Exercise prompt - Every record must be transcribed in its entirety, apart from the images, which are to be omitted.

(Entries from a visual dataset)
-*-
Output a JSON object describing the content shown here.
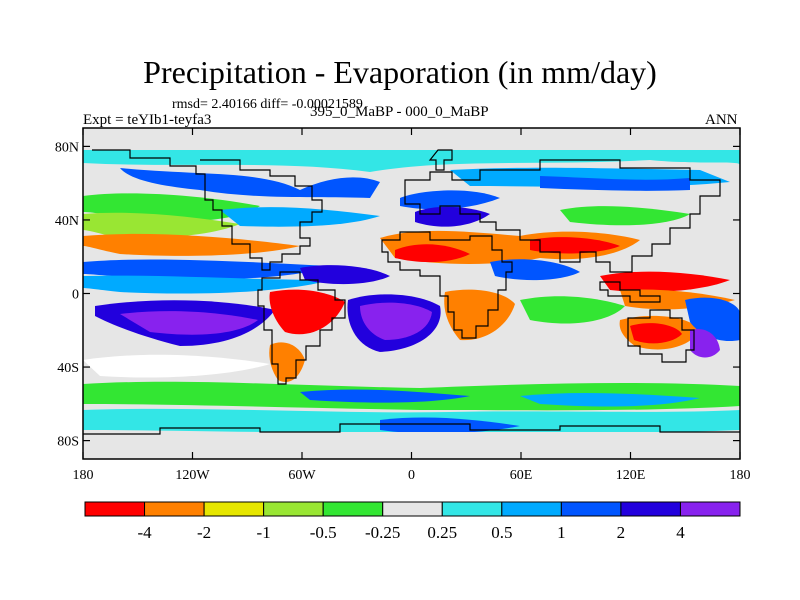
{
  "title": "Precipitation - Evaporation (in mm/day)",
  "stats_line": "rmsd= 2.40166 diff= -0.00021589",
  "experiment_label": "Expt = teYIb1-teyfa3",
  "period_label": "395_0_MaBP - 000_0_MaBP",
  "season_label": "ANN",
  "map": {
    "lat_ticks": [
      {
        "lat": 80,
        "label": "80N"
      },
      {
        "lat": 40,
        "label": "40N"
      },
      {
        "lat": 0,
        "label": "0"
      },
      {
        "lat": -40,
        "label": "40S"
      },
      {
        "lat": -80,
        "label": "80S"
      }
    ],
    "lon_ticks": [
      {
        "lon": -180,
        "label": "180"
      },
      {
        "lon": -120,
        "label": "120W"
      },
      {
        "lon": -60,
        "label": "60W"
      },
      {
        "lon": 0,
        "label": "0"
      },
      {
        "lon": 60,
        "label": "60E"
      },
      {
        "lon": 120,
        "label": "120E"
      },
      {
        "lon": 180,
        "label": "180"
      }
    ]
  },
  "colorbar": {
    "colors": [
      "#ff0000",
      "#ff8000",
      "#e6e600",
      "#99e633",
      "#33e633",
      "#e6e6e6",
      "#33e6e6",
      "#00aaff",
      "#0055ff",
      "#2200dd",
      "#8822ee"
    ],
    "labels": [
      "-4",
      "-2",
      "-1",
      "-0.5",
      "-0.25",
      "0.25",
      "0.5",
      "1",
      "2",
      "4"
    ]
  }
}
-*-
Task result -
Output a JSON object describing the content shown here.
{
  "title": "Precipitation - Evaporation (in mm/day)",
  "stats_line": "rmsd= 2.40166 diff= -0.00021589",
  "experiment_label": "Expt = teYIb1-teyfa3",
  "period_label": "395_0_MaBP - 000_0_MaBP",
  "season_label": "ANN",
  "map": {
    "lat_ticks": [
      {
        "lat": 80,
        "label": "80N"
      },
      {
        "lat": 40,
        "label": "40N"
      },
      {
        "lat": 0,
        "label": "0"
      },
      {
        "lat": -40,
        "label": "40S"
      },
      {
        "lat": -80,
        "label": "80S"
      }
    ],
    "lon_ticks": [
      {
        "lon": -180,
        "label": "180"
      },
      {
        "lon": -120,
        "label": "120W"
      },
      {
        "lon": -60,
        "label": "60W"
      },
      {
        "lon": 0,
        "label": "0"
      },
      {
        "lon": 60,
        "label": "60E"
      },
      {
        "lon": 120,
        "label": "120E"
      },
      {
        "lon": 180,
        "label": "180"
      }
    ]
  },
  "colorbar": {
    "colors": [
      "#ff0000",
      "#ff8000",
      "#e6e600",
      "#99e633",
      "#33e633",
      "#e6e6e6",
      "#33e6e6",
      "#00aaff",
      "#0055ff",
      "#2200dd",
      "#8822ee"
    ],
    "labels": [
      "-4",
      "-2",
      "-1",
      "-0.5",
      "-0.25",
      "0.25",
      "0.5",
      "1",
      "2",
      "4"
    ]
  }
}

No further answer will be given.